Task instructions
Look through the material below and count the lines with the string "desc". Report only the count.

Input for this task

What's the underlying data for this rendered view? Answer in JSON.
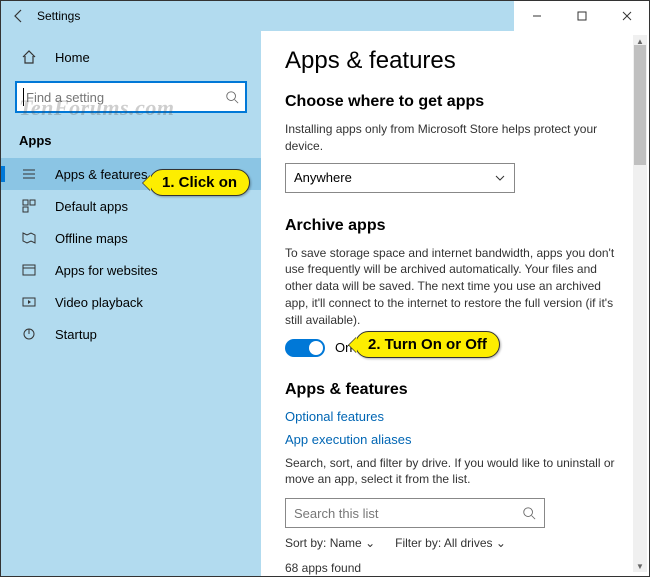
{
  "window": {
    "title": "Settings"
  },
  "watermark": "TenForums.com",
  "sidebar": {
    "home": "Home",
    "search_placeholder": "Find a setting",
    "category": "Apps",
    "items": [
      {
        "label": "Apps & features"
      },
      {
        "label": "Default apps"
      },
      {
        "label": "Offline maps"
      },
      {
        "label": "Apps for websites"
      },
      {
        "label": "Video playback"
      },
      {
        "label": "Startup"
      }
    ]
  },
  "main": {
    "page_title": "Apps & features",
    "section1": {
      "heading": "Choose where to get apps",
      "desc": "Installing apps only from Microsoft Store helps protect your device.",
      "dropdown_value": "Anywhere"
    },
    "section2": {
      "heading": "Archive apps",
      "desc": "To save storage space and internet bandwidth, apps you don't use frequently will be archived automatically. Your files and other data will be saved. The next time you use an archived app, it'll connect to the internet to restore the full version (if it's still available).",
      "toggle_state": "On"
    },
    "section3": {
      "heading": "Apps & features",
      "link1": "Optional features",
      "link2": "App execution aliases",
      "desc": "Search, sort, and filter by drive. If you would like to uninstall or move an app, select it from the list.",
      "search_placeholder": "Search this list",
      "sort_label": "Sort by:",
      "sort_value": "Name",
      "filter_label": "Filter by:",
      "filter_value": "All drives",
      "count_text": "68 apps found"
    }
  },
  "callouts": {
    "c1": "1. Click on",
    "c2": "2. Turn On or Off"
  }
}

...

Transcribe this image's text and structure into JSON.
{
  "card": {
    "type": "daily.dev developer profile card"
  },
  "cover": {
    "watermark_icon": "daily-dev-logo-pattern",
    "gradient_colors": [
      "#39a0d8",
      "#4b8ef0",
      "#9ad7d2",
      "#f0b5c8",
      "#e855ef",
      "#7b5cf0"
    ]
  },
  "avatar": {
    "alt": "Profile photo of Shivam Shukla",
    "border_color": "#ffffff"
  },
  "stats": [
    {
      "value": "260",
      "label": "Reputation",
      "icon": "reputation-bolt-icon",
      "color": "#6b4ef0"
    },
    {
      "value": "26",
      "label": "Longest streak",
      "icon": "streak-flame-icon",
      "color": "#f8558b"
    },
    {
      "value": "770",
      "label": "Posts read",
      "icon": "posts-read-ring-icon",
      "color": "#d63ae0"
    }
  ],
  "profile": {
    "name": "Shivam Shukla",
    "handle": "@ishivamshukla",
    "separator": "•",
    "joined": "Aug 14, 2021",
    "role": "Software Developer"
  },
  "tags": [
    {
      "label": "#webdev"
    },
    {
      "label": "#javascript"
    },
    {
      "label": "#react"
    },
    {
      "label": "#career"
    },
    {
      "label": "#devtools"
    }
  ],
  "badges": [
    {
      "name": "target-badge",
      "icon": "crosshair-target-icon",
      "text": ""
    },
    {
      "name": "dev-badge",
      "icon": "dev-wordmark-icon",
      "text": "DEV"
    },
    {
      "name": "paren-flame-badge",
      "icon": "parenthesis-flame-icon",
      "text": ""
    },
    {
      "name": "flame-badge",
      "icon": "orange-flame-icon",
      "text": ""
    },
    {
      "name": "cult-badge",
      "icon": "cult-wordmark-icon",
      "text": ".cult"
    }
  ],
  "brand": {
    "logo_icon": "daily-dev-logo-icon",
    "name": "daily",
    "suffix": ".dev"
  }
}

Completed task
3